Given instruction:
Copy the lines of the records verbatim, beginning at the line containing "pie-bar xyxy=(473,176,475,247)" and stopping after the line containing "nav-cd-bler[interactable]: CD Bler".
--- Start of Entries ---
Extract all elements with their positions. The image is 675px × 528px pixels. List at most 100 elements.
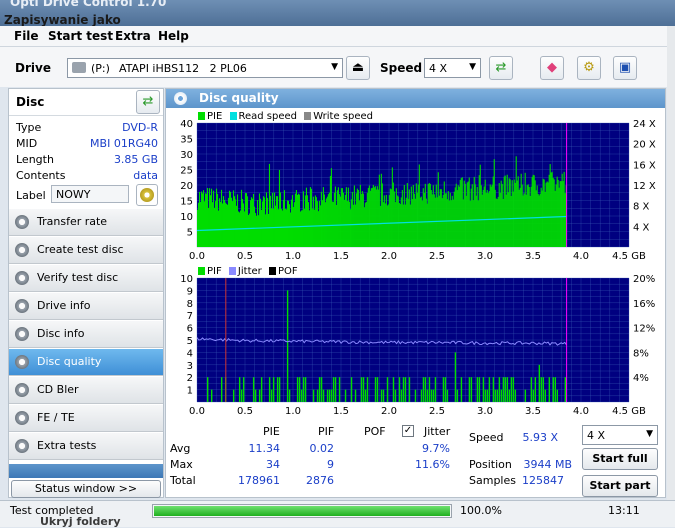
pie-bar xyxy=(473,176,475,247)
drive-select[interactable]: (P:) ATAPI iHBS112 2 PL06 ▼ xyxy=(67,58,343,78)
pie-bar xyxy=(559,181,561,247)
nav-label: Verify test disc xyxy=(37,271,119,284)
pie-bar xyxy=(398,203,400,247)
pie-bar xyxy=(562,181,564,247)
jitter-checkbox[interactable]: ✓ xyxy=(402,425,414,437)
pif-bar xyxy=(426,389,429,402)
pie-bar xyxy=(355,193,357,247)
pie-bar xyxy=(505,194,507,247)
pie-bar xyxy=(456,190,458,247)
pie-bar xyxy=(383,195,385,247)
pif-bar xyxy=(386,377,389,402)
pie-bar xyxy=(436,197,438,247)
nav-create-test-disc[interactable]: Create test disc xyxy=(9,237,163,264)
save-button[interactable]: ▣ xyxy=(613,56,637,80)
y-tick-right: 16 X xyxy=(633,160,656,171)
nav-cd-bler[interactable]: CD Bler xyxy=(9,377,163,404)
pie-bar xyxy=(377,189,379,247)
x-tick: 2.0 xyxy=(381,406,397,414)
y-tick-right: 24 X xyxy=(633,119,656,130)
eject-button[interactable]: ⏏ xyxy=(346,56,370,80)
window-edge-scrollbar[interactable] xyxy=(667,26,675,500)
test-speed-select[interactable]: 4 X ▼ xyxy=(582,425,658,445)
menu-extra[interactable]: Extra xyxy=(115,29,151,43)
menu-start-test[interactable]: Start test xyxy=(48,29,113,43)
menu-bar: File Start test Extra Help xyxy=(0,26,667,47)
pie-bar xyxy=(249,200,252,247)
disc-icon xyxy=(15,271,29,285)
pie-bar xyxy=(497,196,499,247)
pie-bar xyxy=(293,202,295,247)
pie-bar xyxy=(369,190,371,247)
nav-verify-test-disc[interactable]: Verify test disc xyxy=(9,265,163,292)
pie-bar xyxy=(257,215,260,247)
refresh-button[interactable]: ⇄ xyxy=(489,56,513,80)
pif-bar xyxy=(488,377,491,402)
pie-bar xyxy=(252,193,255,247)
pie-bar xyxy=(454,187,456,247)
pie-bar xyxy=(343,199,345,247)
pie-bar xyxy=(256,200,259,247)
pie-bar xyxy=(541,190,543,247)
pie-bar xyxy=(331,201,333,247)
pie-bar xyxy=(531,176,533,247)
nav-fe-te[interactable]: FE / TE xyxy=(9,405,163,432)
disc-type-value: DVD-R xyxy=(122,121,158,134)
elapsed-time: 13:11 xyxy=(608,504,640,517)
menu-help[interactable]: Help xyxy=(158,29,189,43)
status-window-button[interactable]: Status window >> xyxy=(11,480,161,498)
pie-bar xyxy=(352,204,354,247)
pie-bar xyxy=(219,201,222,247)
nav-extra-tests[interactable]: Extra tests xyxy=(9,433,163,460)
pif-bar xyxy=(534,377,537,402)
pie-bar xyxy=(549,164,551,247)
disc-length-key: Length xyxy=(16,153,54,166)
pie-bar xyxy=(268,163,271,247)
start-part-button[interactable]: Start part xyxy=(582,475,658,497)
start-full-button[interactable]: Start full xyxy=(582,448,658,470)
pif-bar xyxy=(538,364,541,402)
speed-stat-key: Speed xyxy=(469,431,504,444)
y-tick-left: 25 xyxy=(180,166,193,177)
settings-button[interactable]: ⚙ xyxy=(577,56,601,80)
pie-bar xyxy=(251,198,254,247)
pie-bar xyxy=(285,209,288,247)
erase-button[interactable]: ◆ xyxy=(540,56,564,80)
pie-bar xyxy=(288,204,291,247)
pie-bar xyxy=(211,202,214,247)
nav-disc-info[interactable]: Disc info xyxy=(9,321,163,348)
nav-disc-quality[interactable]: Disc quality xyxy=(9,349,163,376)
pie-bar xyxy=(347,187,349,247)
disc-label-apply-button[interactable] xyxy=(136,184,158,206)
x-tick: 3.5 xyxy=(525,251,541,259)
pie-bar xyxy=(351,191,353,247)
pie-bar xyxy=(342,192,344,247)
pif-bar xyxy=(484,389,487,402)
menu-file[interactable]: File xyxy=(14,29,39,43)
disc-refresh-button[interactable]: ⇄ xyxy=(136,90,160,114)
nav-label: FE / TE xyxy=(37,411,75,424)
y-tick-left: 10 xyxy=(180,274,193,285)
pie-bar xyxy=(535,190,537,247)
pie-bar xyxy=(394,202,396,247)
pie-bar xyxy=(354,204,356,247)
pie-bar xyxy=(228,190,231,247)
pie-bar xyxy=(379,205,381,247)
pie-bar xyxy=(546,181,548,247)
nav-transfer-rate[interactable]: Transfer rate xyxy=(9,209,163,236)
pif-bar xyxy=(548,377,551,402)
window-title: Opti Drive Control 1.70 xyxy=(10,0,167,9)
disc-label-field[interactable]: NOWY xyxy=(51,185,129,203)
pie-bar xyxy=(218,198,221,247)
progress-label: 100.0% xyxy=(460,504,502,517)
pie-bar xyxy=(399,204,401,247)
chevron-down-icon: ▼ xyxy=(331,62,338,72)
y-tick-right: 16% xyxy=(633,299,655,310)
refresh-icon: ⇄ xyxy=(142,94,154,109)
pie-bar xyxy=(304,195,306,247)
pie-bar xyxy=(339,196,341,247)
nav-drive-info[interactable]: Drive info xyxy=(9,293,163,320)
pie-bar xyxy=(510,196,512,247)
pif-bar xyxy=(242,377,245,402)
speed-select[interactable]: 4 X ▼ xyxy=(424,58,481,78)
--- End of Entries ---
Result of this task:
pie-bar xyxy=(473,176,475,247)
drive-select[interactable]: (P:) ATAPI iHBS112 2 PL06 ▼ xyxy=(67,58,343,78)
pie-bar xyxy=(559,181,561,247)
nav-label: Verify test disc xyxy=(37,271,119,284)
pie-bar xyxy=(398,203,400,247)
pie-bar xyxy=(562,181,564,247)
jitter-checkbox[interactable]: ✓ xyxy=(402,425,414,437)
pif-bar xyxy=(426,389,429,402)
pie-bar xyxy=(355,193,357,247)
pie-bar xyxy=(505,194,507,247)
pie-bar xyxy=(456,190,458,247)
pie-bar xyxy=(383,195,385,247)
pif-bar xyxy=(386,377,389,402)
pie-bar xyxy=(436,197,438,247)
nav-create-test-disc[interactable]: Create test disc xyxy=(9,237,163,264)
save-button[interactable]: ▣ xyxy=(613,56,637,80)
y-tick-right: 16 X xyxy=(633,160,656,171)
nav-cd-bler[interactable]: CD Bler xyxy=(9,377,163,404)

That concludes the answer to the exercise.